WRITTEN EXERCISE: Will you give every entry again exactly as it stands?

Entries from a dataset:
— BEGIN —

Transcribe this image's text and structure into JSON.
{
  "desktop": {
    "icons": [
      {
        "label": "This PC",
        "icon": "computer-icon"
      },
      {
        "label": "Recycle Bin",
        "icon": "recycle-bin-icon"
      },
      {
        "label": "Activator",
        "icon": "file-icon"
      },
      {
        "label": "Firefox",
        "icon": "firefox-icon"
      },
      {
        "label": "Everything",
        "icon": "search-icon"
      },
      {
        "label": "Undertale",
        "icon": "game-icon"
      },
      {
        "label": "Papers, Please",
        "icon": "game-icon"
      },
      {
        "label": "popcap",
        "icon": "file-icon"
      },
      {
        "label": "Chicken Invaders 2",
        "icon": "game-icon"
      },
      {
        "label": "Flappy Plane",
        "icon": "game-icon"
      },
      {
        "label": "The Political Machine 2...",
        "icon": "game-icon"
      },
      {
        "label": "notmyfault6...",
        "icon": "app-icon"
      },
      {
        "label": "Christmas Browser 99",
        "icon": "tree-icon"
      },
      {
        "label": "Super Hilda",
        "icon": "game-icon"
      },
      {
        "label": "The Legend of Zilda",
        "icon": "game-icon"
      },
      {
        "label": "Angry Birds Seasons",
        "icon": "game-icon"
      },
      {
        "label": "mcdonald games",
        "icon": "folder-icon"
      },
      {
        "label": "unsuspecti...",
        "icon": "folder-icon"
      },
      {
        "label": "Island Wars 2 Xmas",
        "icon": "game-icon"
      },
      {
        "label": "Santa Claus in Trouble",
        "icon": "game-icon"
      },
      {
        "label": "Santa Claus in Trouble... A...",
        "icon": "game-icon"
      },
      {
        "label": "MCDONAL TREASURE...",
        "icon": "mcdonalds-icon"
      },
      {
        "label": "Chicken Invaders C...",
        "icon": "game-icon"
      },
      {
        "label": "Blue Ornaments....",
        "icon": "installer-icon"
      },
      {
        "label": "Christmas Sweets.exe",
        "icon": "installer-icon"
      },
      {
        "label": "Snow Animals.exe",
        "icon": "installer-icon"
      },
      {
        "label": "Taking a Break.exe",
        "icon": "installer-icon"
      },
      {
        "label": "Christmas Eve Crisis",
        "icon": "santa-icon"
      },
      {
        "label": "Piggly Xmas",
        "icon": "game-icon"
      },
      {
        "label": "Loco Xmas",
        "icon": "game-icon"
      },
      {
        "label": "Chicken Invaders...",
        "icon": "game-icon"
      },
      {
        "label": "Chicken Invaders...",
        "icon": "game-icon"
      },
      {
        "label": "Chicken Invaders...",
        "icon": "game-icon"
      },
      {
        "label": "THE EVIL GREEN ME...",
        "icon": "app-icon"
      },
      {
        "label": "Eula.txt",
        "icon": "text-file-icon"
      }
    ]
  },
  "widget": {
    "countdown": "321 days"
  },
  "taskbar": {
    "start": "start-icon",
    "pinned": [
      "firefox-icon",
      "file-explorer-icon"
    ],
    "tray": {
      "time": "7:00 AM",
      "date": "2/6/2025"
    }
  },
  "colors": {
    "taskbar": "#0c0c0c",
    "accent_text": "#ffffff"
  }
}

— END —

RESPONSE BELOW:
Transcribe this image's text and structure into JSON.
{
  "desktop": {
    "icons": [
      {
        "label": "This PC",
        "icon": "computer-icon"
      },
      {
        "label": "Recycle Bin",
        "icon": "recycle-bin-icon"
      },
      {
        "label": "Activator",
        "icon": "file-icon"
      },
      {
        "label": "Firefox",
        "icon": "firefox-icon"
      },
      {
        "label": "Everything",
        "icon": "search-icon"
      },
      {
        "label": "Undertale",
        "icon": "game-icon"
      },
      {
        "label": "Papers, Please",
        "icon": "game-icon"
      },
      {
        "label": "popcap",
        "icon": "file-icon"
      },
      {
        "label": "Chicken Invaders 2",
        "icon": "game-icon"
      },
      {
        "label": "Flappy Plane",
        "icon": "game-icon"
      },
      {
        "label": "The Political Machine 2...",
        "icon": "game-icon"
      },
      {
        "label": "notmyfault6...",
        "icon": "app-icon"
      },
      {
        "label": "Christmas Browser 99",
        "icon": "tree-icon"
      },
      {
        "label": "Super Hilda",
        "icon": "game-icon"
      },
      {
        "label": "The Legend of Zilda",
        "icon": "game-icon"
      },
      {
        "label": "Angry Birds Seasons",
        "icon": "game-icon"
      },
      {
        "label": "mcdonald games",
        "icon": "folder-icon"
      },
      {
        "label": "unsuspecti...",
        "icon": "folder-icon"
      },
      {
        "label": "Island Wars 2 Xmas",
        "icon": "game-icon"
      },
      {
        "label": "Santa Claus in Trouble",
        "icon": "game-icon"
      },
      {
        "label": "Santa Claus in Trouble... A...",
        "icon": "game-icon"
      },
      {
        "label": "MCDONAL TREASURE...",
        "icon": "mcdonalds-icon"
      },
      {
        "label": "Chicken Invaders C...",
        "icon": "game-icon"
      },
      {
        "label": "Blue Ornaments....",
        "icon": "installer-icon"
      },
      {
        "label": "Christmas Sweets.exe",
        "icon": "installer-icon"
      },
      {
        "label": "Snow Animals.exe",
        "icon": "installer-icon"
      },
      {
        "label": "Taking a Break.exe",
        "icon": "installer-icon"
      },
      {
        "label": "Christmas Eve Crisis",
        "icon": "santa-icon"
      },
      {
        "label": "Piggly Xmas",
        "icon": "game-icon"
      },
      {
        "label": "Loco Xmas",
        "icon": "game-icon"
      },
      {
        "label": "Chicken Invaders...",
        "icon": "game-icon"
      },
      {
        "label": "Chicken Invaders...",
        "icon": "game-icon"
      },
      {
        "label": "Chicken Invaders...",
        "icon": "game-icon"
      },
      {
        "label": "THE EVIL GREEN ME...",
        "icon": "app-icon"
      },
      {
        "label": "Eula.txt",
        "icon": "text-file-icon"
      }
    ]
  },
  "widget": {
    "countdown": "321 days"
  },
  "taskbar": {
    "start": "start-icon",
    "pinned": [
      "firefox-icon",
      "file-explorer-icon"
    ],
    "tray": {
      "time": "7:00 AM",
      "date": "2/6/2025"
    }
  },
  "colors": {
    "taskbar": "#0c0c0c",
    "accent_text": "#ffffff"
  }
}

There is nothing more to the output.